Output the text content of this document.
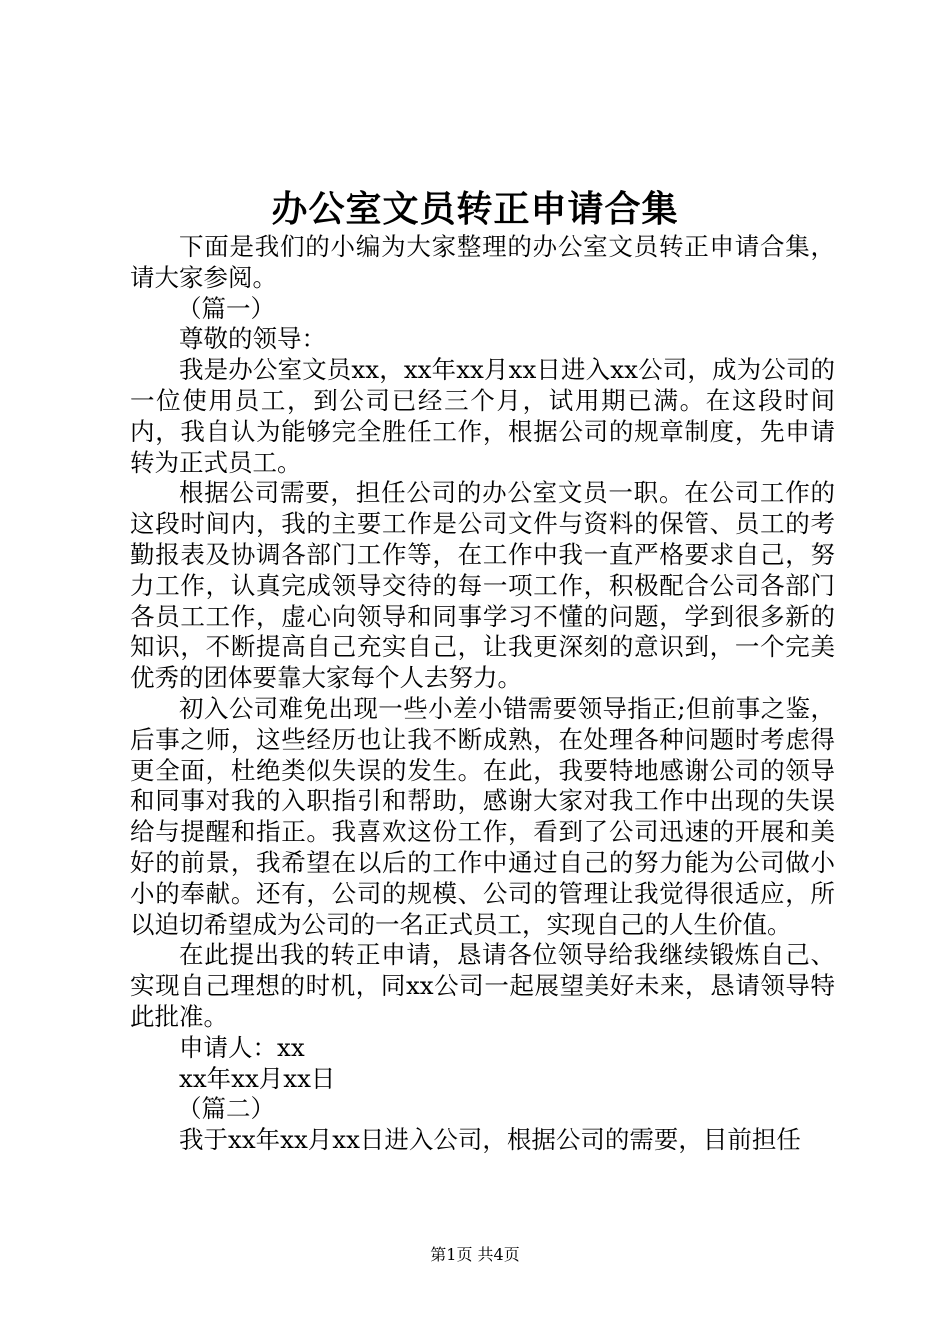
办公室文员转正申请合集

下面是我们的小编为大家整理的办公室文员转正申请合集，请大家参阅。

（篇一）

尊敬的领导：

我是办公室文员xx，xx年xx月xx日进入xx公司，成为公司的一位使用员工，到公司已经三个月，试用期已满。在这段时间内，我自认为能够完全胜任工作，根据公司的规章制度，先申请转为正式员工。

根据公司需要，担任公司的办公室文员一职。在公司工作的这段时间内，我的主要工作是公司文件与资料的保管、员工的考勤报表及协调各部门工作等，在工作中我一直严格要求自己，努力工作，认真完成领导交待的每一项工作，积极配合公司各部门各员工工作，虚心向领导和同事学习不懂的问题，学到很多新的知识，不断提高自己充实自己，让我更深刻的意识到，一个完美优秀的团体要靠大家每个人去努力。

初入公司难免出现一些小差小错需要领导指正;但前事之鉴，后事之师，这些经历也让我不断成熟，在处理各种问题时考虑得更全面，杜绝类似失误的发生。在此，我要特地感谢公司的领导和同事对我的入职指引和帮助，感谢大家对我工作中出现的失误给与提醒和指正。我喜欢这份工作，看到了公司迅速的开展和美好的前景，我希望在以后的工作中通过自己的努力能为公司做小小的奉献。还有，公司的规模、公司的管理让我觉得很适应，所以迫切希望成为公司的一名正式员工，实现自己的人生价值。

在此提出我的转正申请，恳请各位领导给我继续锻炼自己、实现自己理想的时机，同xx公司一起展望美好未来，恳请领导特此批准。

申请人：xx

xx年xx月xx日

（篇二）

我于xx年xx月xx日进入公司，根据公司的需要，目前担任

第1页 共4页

--------------------

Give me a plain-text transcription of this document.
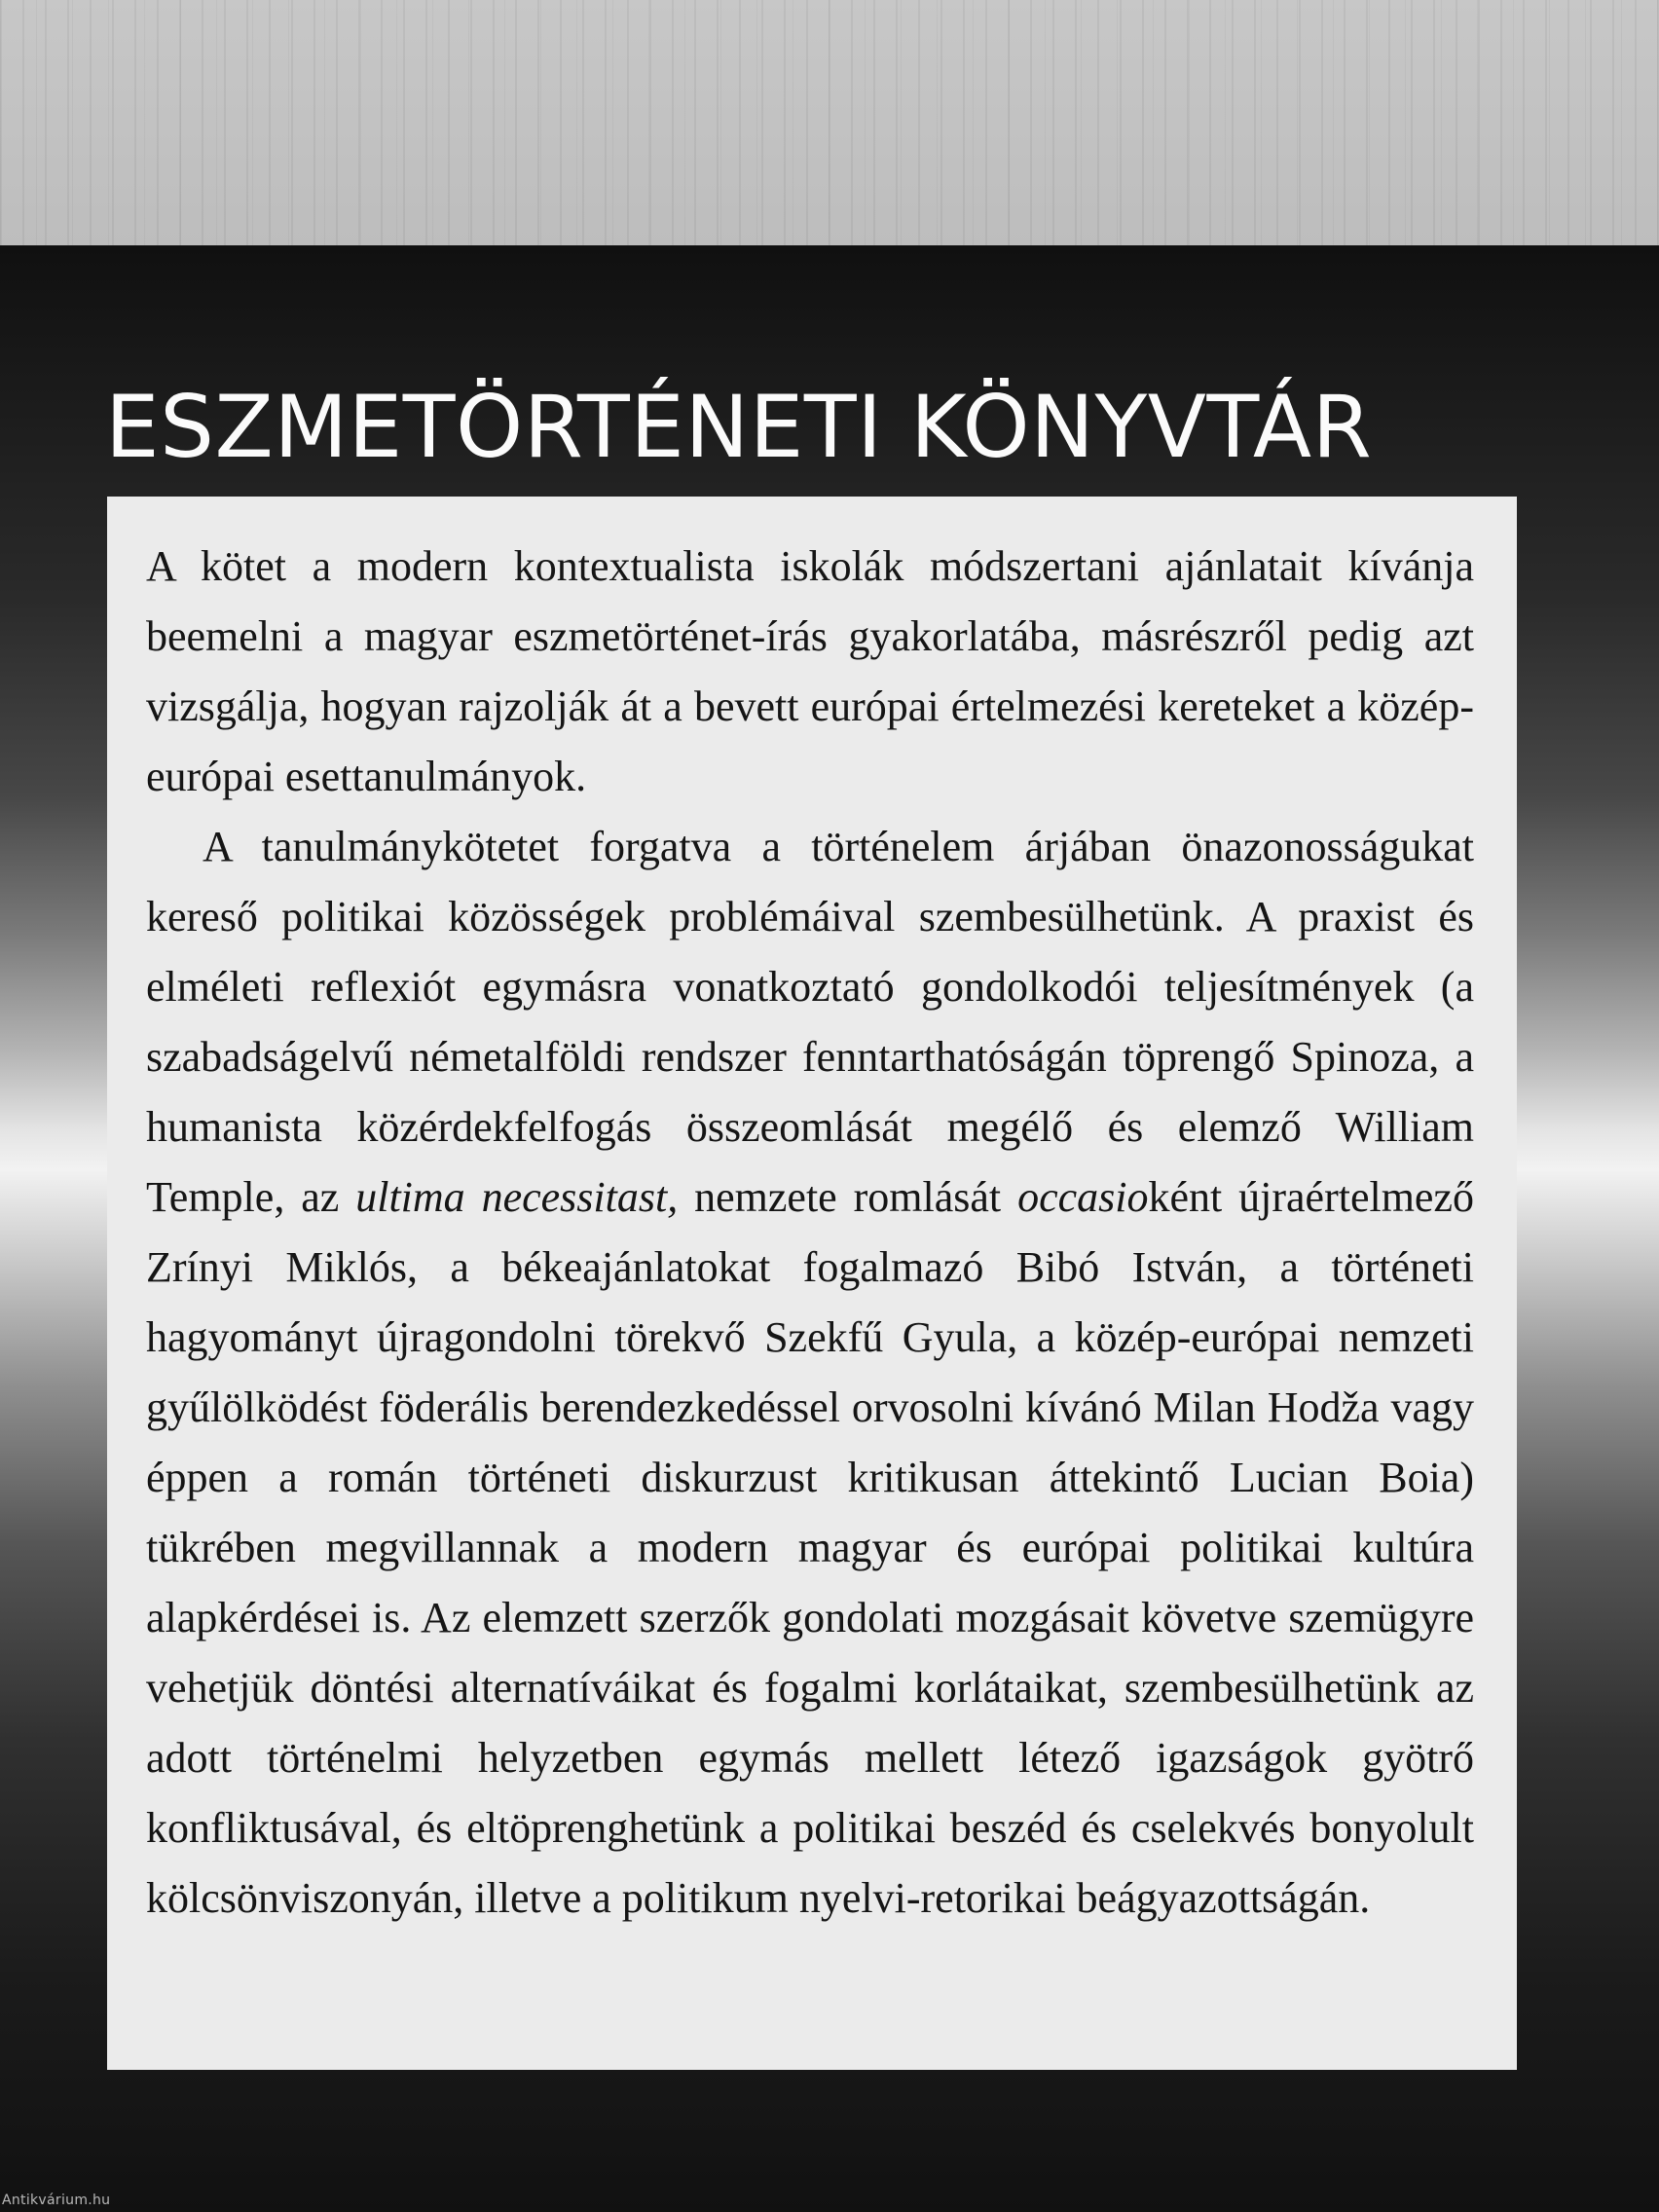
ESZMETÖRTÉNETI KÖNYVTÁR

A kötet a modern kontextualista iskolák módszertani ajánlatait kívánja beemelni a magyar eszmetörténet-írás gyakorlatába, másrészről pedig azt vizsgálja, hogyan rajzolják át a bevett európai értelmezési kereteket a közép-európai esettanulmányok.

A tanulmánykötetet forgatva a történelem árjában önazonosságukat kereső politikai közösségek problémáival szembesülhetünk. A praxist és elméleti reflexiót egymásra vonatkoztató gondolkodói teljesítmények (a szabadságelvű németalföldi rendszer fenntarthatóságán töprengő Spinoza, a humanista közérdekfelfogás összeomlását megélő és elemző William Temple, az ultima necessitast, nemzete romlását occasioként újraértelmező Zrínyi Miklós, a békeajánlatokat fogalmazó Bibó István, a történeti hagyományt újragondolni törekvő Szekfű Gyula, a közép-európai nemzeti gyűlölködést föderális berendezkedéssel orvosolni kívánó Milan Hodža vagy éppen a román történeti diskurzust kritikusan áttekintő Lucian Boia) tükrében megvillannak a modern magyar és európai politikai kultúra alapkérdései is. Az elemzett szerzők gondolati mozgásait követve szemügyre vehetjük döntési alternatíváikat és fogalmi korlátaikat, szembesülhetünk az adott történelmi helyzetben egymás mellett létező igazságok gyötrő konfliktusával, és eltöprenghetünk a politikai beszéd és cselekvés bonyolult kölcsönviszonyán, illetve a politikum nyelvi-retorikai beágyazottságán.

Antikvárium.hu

--------------------

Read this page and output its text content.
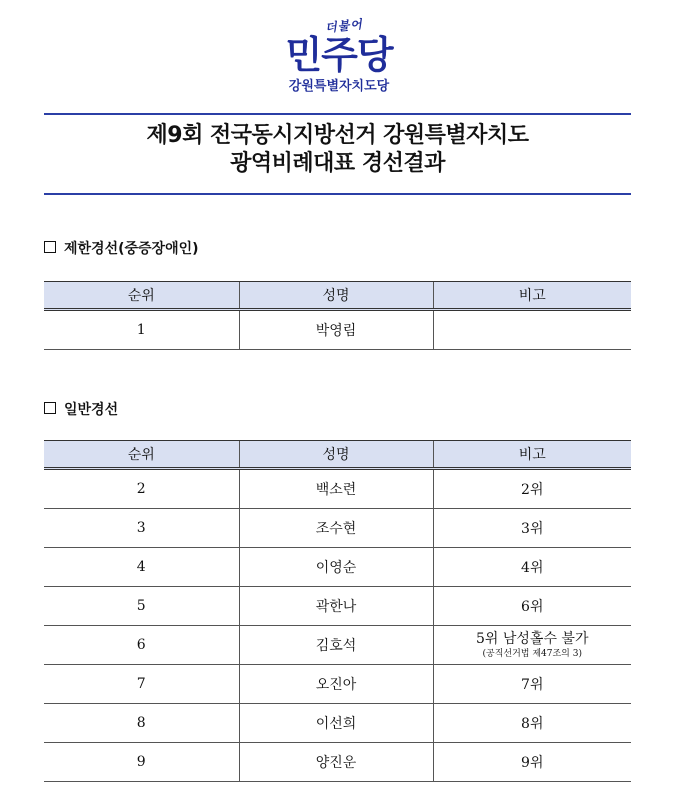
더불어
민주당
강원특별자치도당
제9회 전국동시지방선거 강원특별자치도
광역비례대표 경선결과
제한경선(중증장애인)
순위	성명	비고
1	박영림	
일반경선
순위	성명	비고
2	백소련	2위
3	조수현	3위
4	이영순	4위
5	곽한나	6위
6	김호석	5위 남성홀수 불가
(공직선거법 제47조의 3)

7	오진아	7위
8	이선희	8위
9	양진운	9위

--------------------

- **Task brief**:
Copy all the lines above that hold the string "this".

- **Full output**:
Output the text content of this document.
Give me a plain-text transcription of this document.
Read this page and output its text content.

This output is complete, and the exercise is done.